Task brief | From the listing below, extract each line containing the string "subtitle".

(Figure data in JSON)
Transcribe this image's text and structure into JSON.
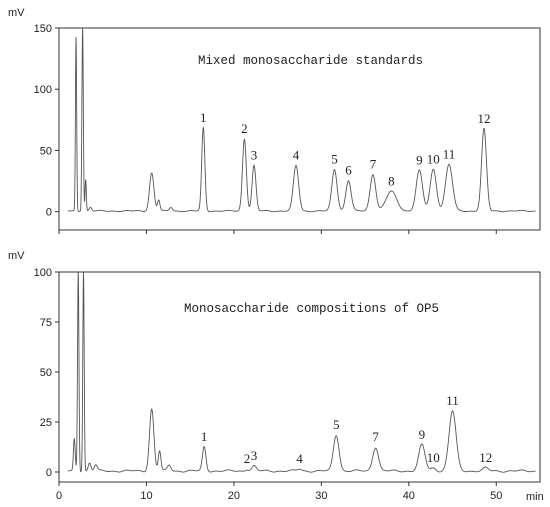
{
  "chart_data": [
    {
      "type": "line",
      "panel": "top",
      "annotation": "Mixed monosaccharide standards",
      "ylabel": "mV",
      "xlim": [
        0,
        55
      ],
      "ylim": [
        -15,
        150
      ],
      "yticks": [
        0,
        50,
        100,
        150
      ],
      "grid": false,
      "baseline": 0.5,
      "solvent_peaks": [
        {
          "x": 1.95,
          "y": 142,
          "w": 0.07
        },
        {
          "x": 2.7,
          "y": 150,
          "w": 0.08
        },
        {
          "x": 3.05,
          "y": 26,
          "w": 0.07
        }
      ],
      "minor_peaks": [
        {
          "x": 3.6,
          "y": 3,
          "w": 0.15
        },
        {
          "x": 10.6,
          "y": 31,
          "w": 0.25
        },
        {
          "x": 11.4,
          "y": 9,
          "w": 0.14
        },
        {
          "x": 12.8,
          "y": 3,
          "w": 0.18
        }
      ],
      "peaks": [
        {
          "label": "1",
          "x": 16.5,
          "y": 68,
          "w": 0.18
        },
        {
          "label": "2",
          "x": 21.2,
          "y": 59,
          "w": 0.22
        },
        {
          "label": "3",
          "x": 22.3,
          "y": 37,
          "w": 0.22
        },
        {
          "label": "4",
          "x": 27.1,
          "y": 37,
          "w": 0.3
        },
        {
          "label": "5",
          "x": 31.5,
          "y": 34,
          "w": 0.3
        },
        {
          "label": "6",
          "x": 33.1,
          "y": 25,
          "w": 0.3
        },
        {
          "label": "7",
          "x": 35.9,
          "y": 30,
          "w": 0.32
        },
        {
          "label": "8",
          "x": 38.0,
          "y": 16,
          "w": 0.6
        },
        {
          "label": "9",
          "x": 41.2,
          "y": 33,
          "w": 0.36
        },
        {
          "label": "10",
          "x": 42.8,
          "y": 34,
          "w": 0.36
        },
        {
          "label": "11",
          "x": 44.6,
          "y": 38,
          "w": 0.4
        },
        {
          "label": "12",
          "x": 48.6,
          "y": 67,
          "w": 0.28
        }
      ]
    },
    {
      "type": "line",
      "panel": "bottom",
      "annotation": "Monosaccharide compositions of OP5",
      "ylabel": "mV",
      "xlabel": "min",
      "xlim": [
        0,
        55
      ],
      "xticks": [
        0,
        10,
        20,
        30,
        40,
        50
      ],
      "ylim": [
        -5,
        100
      ],
      "yticks": [
        0,
        25,
        50,
        75,
        100
      ],
      "grid": false,
      "baseline": 0.5,
      "solvent_peaks": [
        {
          "x": 1.75,
          "y": 16,
          "w": 0.1
        },
        {
          "x": 2.2,
          "y": 100,
          "w": 0.08
        },
        {
          "x": 2.8,
          "y": 100,
          "w": 0.08
        },
        {
          "x": 3.5,
          "y": 4,
          "w": 0.15
        },
        {
          "x": 4.2,
          "y": 3,
          "w": 0.18
        }
      ],
      "minor_peaks": [
        {
          "x": 10.6,
          "y": 31,
          "w": 0.25
        },
        {
          "x": 11.5,
          "y": 10,
          "w": 0.15
        },
        {
          "x": 12.6,
          "y": 3,
          "w": 0.2
        }
      ],
      "peaks": [
        {
          "label": "1",
          "x": 16.6,
          "y": 12,
          "w": 0.2
        },
        {
          "label": "2",
          "x": 21.5,
          "y": 1,
          "w": 0.2
        },
        {
          "label": "3",
          "x": 22.3,
          "y": 2.5,
          "w": 0.25
        },
        {
          "label": "4",
          "x": 27.5,
          "y": 1,
          "w": 0.25
        },
        {
          "label": "5",
          "x": 31.7,
          "y": 18,
          "w": 0.32
        },
        {
          "label": "7",
          "x": 36.2,
          "y": 12,
          "w": 0.33
        },
        {
          "label": "9",
          "x": 41.5,
          "y": 13,
          "w": 0.36
        },
        {
          "label": "10",
          "x": 42.8,
          "y": 1.5,
          "w": 0.3
        },
        {
          "label": "11",
          "x": 45.0,
          "y": 30,
          "w": 0.4
        },
        {
          "label": "12",
          "x": 48.8,
          "y": 1.5,
          "w": 0.3
        }
      ]
    }
  ]
}
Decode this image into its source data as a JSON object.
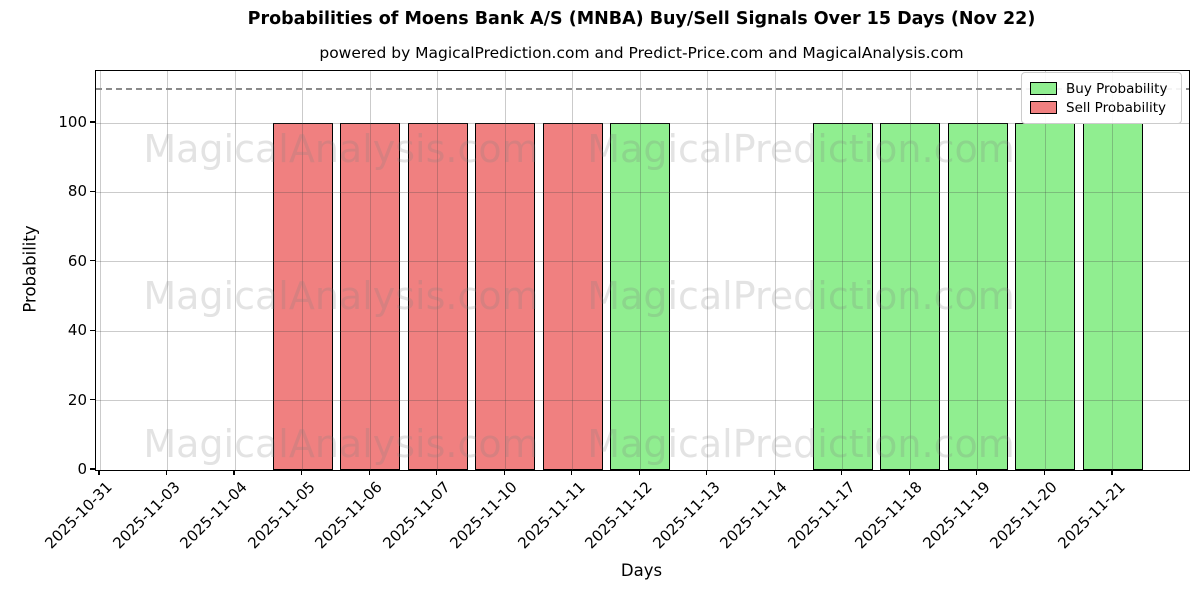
{
  "chart_data": {
    "type": "bar",
    "title": "Probabilities of Moens Bank A/S (MNBA) Buy/Sell Signals Over 15 Days (Nov 22)",
    "subtitle": "powered by MagicalPrediction.com and Predict-Price.com and MagicalAnalysis.com",
    "xlabel": "Days",
    "ylabel": "Probability",
    "ylim": [
      0,
      115
    ],
    "yticks": [
      0,
      20,
      40,
      60,
      80,
      100
    ],
    "threshold_y": 110,
    "grid": true,
    "legend_position": "top-right",
    "categories": [
      "2025-10-31",
      "2025-11-03",
      "2025-11-04",
      "2025-11-05",
      "2025-11-06",
      "2025-11-07",
      "2025-11-10",
      "2025-11-11",
      "2025-11-12",
      "2025-11-13",
      "2025-11-14",
      "2025-11-17",
      "2025-11-18",
      "2025-11-19",
      "2025-11-20",
      "2025-11-21"
    ],
    "series": [
      {
        "name": "Buy Probability",
        "color": "#90ee90",
        "values": [
          0,
          0,
          0,
          0,
          0,
          0,
          0,
          0,
          100,
          0,
          0,
          100,
          100,
          100,
          100,
          100
        ]
      },
      {
        "name": "Sell Probability",
        "color": "#f08080",
        "values": [
          0,
          0,
          0,
          100,
          100,
          100,
          100,
          100,
          0,
          0,
          0,
          0,
          0,
          0,
          0,
          0
        ]
      }
    ],
    "watermarks": [
      "MagicalAnalysis.com",
      "MagicalPrediction.com"
    ],
    "colors": {
      "bar_edge": "#000000",
      "grid": "#c3c3c3",
      "threshold": "#8a8a8a",
      "watermark": "#e3e3e3",
      "axis": "#000000",
      "background": "#ffffff"
    }
  }
}
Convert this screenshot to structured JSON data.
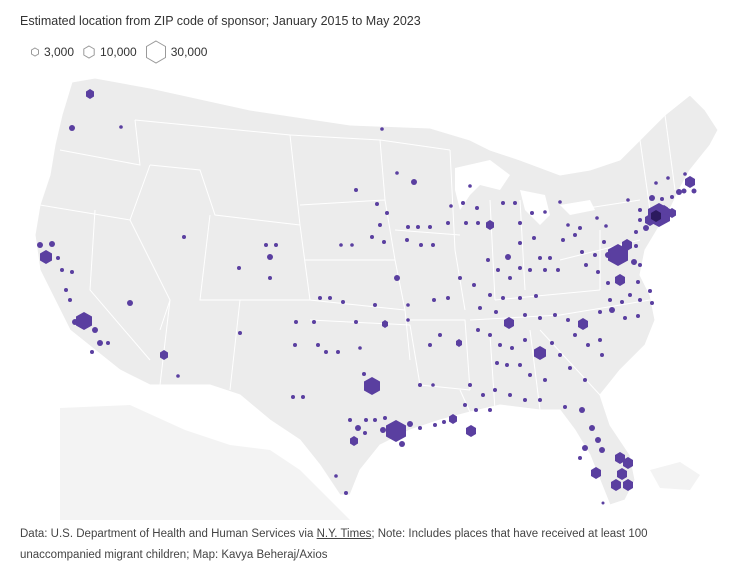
{
  "subtitle": "Estimated location from ZIP code of sponsor; January 2015 to May 2023",
  "legend": [
    {
      "label": "3,000",
      "value": 3000
    },
    {
      "label": "10,000",
      "value": 10000
    },
    {
      "label": "30,000",
      "value": 30000
    }
  ],
  "footer": {
    "source_prefix": "Data: U.S. Department of Health and Human Services via ",
    "source_link": "N.Y. Times",
    "source_suffix": "; Note: Includes places that have received at least 100 unaccompanied migrant children; Map: Kavya Beheraj/Axios"
  },
  "colors": {
    "marker": "#5a3fa0",
    "land": "#ececec",
    "border": "#ffffff",
    "text": "#333333"
  },
  "symbol": "hexagon",
  "chart_data": {
    "type": "scatter",
    "description_of_encoding": "symbol area proportional to count",
    "points": [
      {
        "place": "Los Angeles, CA",
        "value": 22000
      },
      {
        "place": "Houston, TX",
        "value": 30000
      },
      {
        "place": "New York, NY",
        "value": 30000
      },
      {
        "place": "Washington, DC area",
        "value": 25000
      },
      {
        "place": "Miami, FL",
        "value": 12000
      },
      {
        "place": "Dallas, TX",
        "value": 12000
      },
      {
        "place": "Atlanta, GA",
        "value": 8000
      },
      {
        "place": "San Francisco, CA",
        "value": 8000
      }
    ]
  }
}
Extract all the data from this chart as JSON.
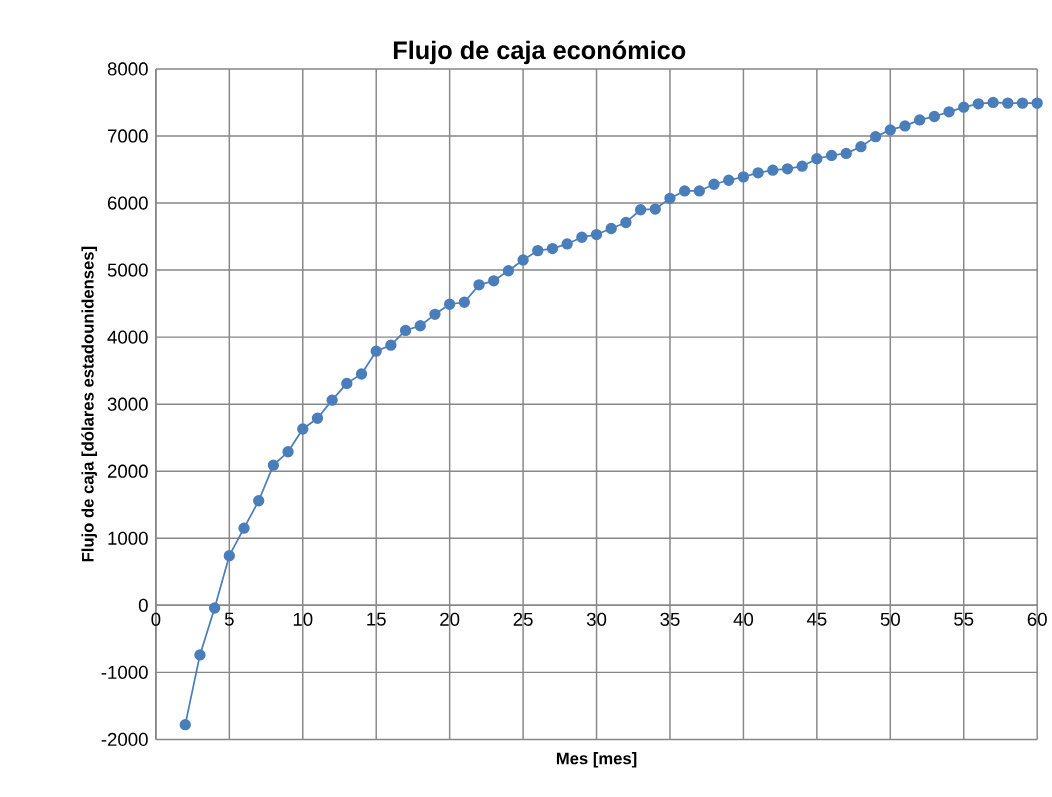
{
  "chart_data": {
    "type": "line",
    "title": "Flujo de caja económico",
    "xlabel": "Mes [mes]",
    "ylabel": "Flujo de caja [dólares estadounidenses]",
    "x": [
      2,
      3,
      4,
      5,
      6,
      7,
      8,
      9,
      10,
      11,
      12,
      13,
      14,
      15,
      16,
      17,
      18,
      19,
      20,
      21,
      22,
      23,
      24,
      25,
      26,
      27,
      28,
      29,
      30,
      31,
      32,
      33,
      34,
      35,
      36,
      37,
      38,
      39,
      40,
      41,
      42,
      43,
      44,
      45,
      46,
      47,
      48,
      49,
      50,
      51,
      52,
      53,
      54,
      55,
      56,
      57,
      58,
      59,
      60
    ],
    "series": [
      {
        "color": "#4a7ebb",
        "values": [
          -1780,
          -740,
          -40,
          740,
          1150,
          1560,
          2090,
          2290,
          2630,
          2790,
          3060,
          3310,
          3450,
          3790,
          3880,
          4100,
          4170,
          4340,
          4490,
          4520,
          4780,
          4840,
          4990,
          5150,
          5290,
          5320,
          5390,
          5490,
          5530,
          5620,
          5710,
          5900,
          5910,
          6070,
          6180,
          6180,
          6280,
          6340,
          6390,
          6450,
          6490,
          6510,
          6550,
          6660,
          6710,
          6740,
          6840,
          6990,
          7090,
          7150,
          7240,
          7290,
          7360,
          7430,
          7480,
          7500,
          7490,
          7490,
          7490
        ]
      }
    ],
    "xlim": [
      0,
      60
    ],
    "ylim": [
      -2000,
      8000
    ],
    "xticks": [
      0,
      5,
      10,
      15,
      20,
      25,
      30,
      35,
      40,
      45,
      50,
      55,
      60
    ],
    "yticks": [
      -2000,
      -1000,
      0,
      1000,
      2000,
      3000,
      4000,
      5000,
      6000,
      7000,
      8000
    ],
    "grid": true,
    "marker": "circle",
    "line_style": "solid"
  }
}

Completed task |
    "subtitle": "powered by MagicalPrediction.com and Predict-Price.com and MagicalAnalysis.com",
  "subtitle": "Estimated location from ZIP code of sponsor; January 2015 to May 2023",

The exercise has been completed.